- **Exercise prompt**
Copy all of the records below verbatim.

- **Dataset records**
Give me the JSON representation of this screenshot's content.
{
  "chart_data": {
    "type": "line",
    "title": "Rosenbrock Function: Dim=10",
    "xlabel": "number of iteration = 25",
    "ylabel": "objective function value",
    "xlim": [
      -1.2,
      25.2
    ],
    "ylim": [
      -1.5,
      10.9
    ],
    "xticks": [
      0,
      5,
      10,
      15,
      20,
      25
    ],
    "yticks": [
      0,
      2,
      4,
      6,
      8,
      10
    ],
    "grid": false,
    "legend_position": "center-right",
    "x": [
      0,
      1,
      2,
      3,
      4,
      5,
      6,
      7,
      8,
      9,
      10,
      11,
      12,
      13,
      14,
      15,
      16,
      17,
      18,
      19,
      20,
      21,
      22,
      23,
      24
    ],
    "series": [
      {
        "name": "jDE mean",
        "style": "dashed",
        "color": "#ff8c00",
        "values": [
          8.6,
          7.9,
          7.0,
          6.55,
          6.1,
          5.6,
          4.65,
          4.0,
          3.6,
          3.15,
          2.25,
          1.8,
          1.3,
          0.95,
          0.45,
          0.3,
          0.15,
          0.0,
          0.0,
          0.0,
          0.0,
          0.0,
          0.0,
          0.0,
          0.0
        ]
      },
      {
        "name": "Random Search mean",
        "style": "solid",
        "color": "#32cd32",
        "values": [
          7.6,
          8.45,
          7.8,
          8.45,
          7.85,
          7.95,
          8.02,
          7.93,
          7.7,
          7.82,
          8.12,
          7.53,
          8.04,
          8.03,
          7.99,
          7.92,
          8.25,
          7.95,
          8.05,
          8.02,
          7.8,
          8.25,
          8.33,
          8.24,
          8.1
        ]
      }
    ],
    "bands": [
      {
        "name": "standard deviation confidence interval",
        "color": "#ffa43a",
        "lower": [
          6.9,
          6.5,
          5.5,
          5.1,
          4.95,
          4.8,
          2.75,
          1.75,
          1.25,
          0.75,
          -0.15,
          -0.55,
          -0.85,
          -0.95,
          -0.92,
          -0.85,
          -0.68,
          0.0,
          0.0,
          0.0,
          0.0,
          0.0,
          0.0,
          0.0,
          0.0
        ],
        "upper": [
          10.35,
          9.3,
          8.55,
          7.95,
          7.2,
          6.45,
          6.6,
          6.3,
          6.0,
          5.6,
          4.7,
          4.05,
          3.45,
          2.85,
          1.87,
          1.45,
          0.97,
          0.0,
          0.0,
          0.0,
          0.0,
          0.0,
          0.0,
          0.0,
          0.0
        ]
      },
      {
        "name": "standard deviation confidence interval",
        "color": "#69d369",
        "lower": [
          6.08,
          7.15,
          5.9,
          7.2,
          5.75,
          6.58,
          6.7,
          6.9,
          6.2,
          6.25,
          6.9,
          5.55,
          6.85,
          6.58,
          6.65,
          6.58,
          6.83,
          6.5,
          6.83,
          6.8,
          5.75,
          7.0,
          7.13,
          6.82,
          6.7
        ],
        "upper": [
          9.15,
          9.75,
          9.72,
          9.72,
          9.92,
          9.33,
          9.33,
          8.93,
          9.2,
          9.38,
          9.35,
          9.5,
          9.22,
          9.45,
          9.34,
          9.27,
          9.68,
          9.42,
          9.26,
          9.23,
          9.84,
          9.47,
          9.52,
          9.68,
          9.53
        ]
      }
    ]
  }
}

- **Answer below**
Give me the JSON representation of this screenshot's content.
{
  "chart_data": {
    "type": "line",
    "title": "Rosenbrock Function: Dim=10",
    "xlabel": "number of iteration = 25",
    "ylabel": "objective function value",
    "xlim": [
      -1.2,
      25.2
    ],
    "ylim": [
      -1.5,
      10.9
    ],
    "xticks": [
      0,
      5,
      10,
      15,
      20,
      25
    ],
    "yticks": [
      0,
      2,
      4,
      6,
      8,
      10
    ],
    "grid": false,
    "legend_position": "center-right",
    "x": [
      0,
      1,
      2,
      3,
      4,
      5,
      6,
      7,
      8,
      9,
      10,
      11,
      12,
      13,
      14,
      15,
      16,
      17,
      18,
      19,
      20,
      21,
      22,
      23,
      24
    ],
    "series": [
      {
        "name": "jDE mean",
        "style": "dashed",
        "color": "#ff8c00",
        "values": [
          8.6,
          7.9,
          7.0,
          6.55,
          6.1,
          5.6,
          4.65,
          4.0,
          3.6,
          3.15,
          2.25,
          1.8,
          1.3,
          0.95,
          0.45,
          0.3,
          0.15,
          0.0,
          0.0,
          0.0,
          0.0,
          0.0,
          0.0,
          0.0,
          0.0
        ]
      },
      {
        "name": "Random Search mean",
        "style": "solid",
        "color": "#32cd32",
        "values": [
          7.6,
          8.45,
          7.8,
          8.45,
          7.85,
          7.95,
          8.02,
          7.93,
          7.7,
          7.82,
          8.12,
          7.53,
          8.04,
          8.03,
          7.99,
          7.92,
          8.25,
          7.95,
          8.05,
          8.02,
          7.8,
          8.25,
          8.33,
          8.24,
          8.1
        ]
      }
    ],
    "bands": [
      {
        "name": "standard deviation confidence interval",
        "color": "#ffa43a",
        "lower": [
          6.9,
          6.5,
          5.5,
          5.1,
          4.95,
          4.8,
          2.75,
          1.75,
          1.25,
          0.75,
          -0.15,
          -0.55,
          -0.85,
          -0.95,
          -0.92,
          -0.85,
          -0.68,
          0.0,
          0.0,
          0.0,
          0.0,
          0.0,
          0.0,
          0.0,
          0.0
        ],
        "upper": [
          10.35,
          9.3,
          8.55,
          7.95,
          7.2,
          6.45,
          6.6,
          6.3,
          6.0,
          5.6,
          4.7,
          4.05,
          3.45,
          2.85,
          1.87,
          1.45,
          0.97,
          0.0,
          0.0,
          0.0,
          0.0,
          0.0,
          0.0,
          0.0,
          0.0
        ]
      },
      {
        "name": "standard deviation confidence interval",
        "color": "#69d369",
        "lower": [
          6.08,
          7.15,
          5.9,
          7.2,
          5.75,
          6.58,
          6.7,
          6.9,
          6.2,
          6.25,
          6.9,
          5.55,
          6.85,
          6.58,
          6.65,
          6.58,
          6.83,
          6.5,
          6.83,
          6.8,
          5.75,
          7.0,
          7.13,
          6.82,
          6.7
        ],
        "upper": [
          9.15,
          9.75,
          9.72,
          9.72,
          9.92,
          9.33,
          9.33,
          8.93,
          9.2,
          9.38,
          9.35,
          9.5,
          9.22,
          9.45,
          9.34,
          9.27,
          9.68,
          9.42,
          9.26,
          9.23,
          9.84,
          9.47,
          9.52,
          9.68,
          9.53
        ]
      }
    ]
  }
}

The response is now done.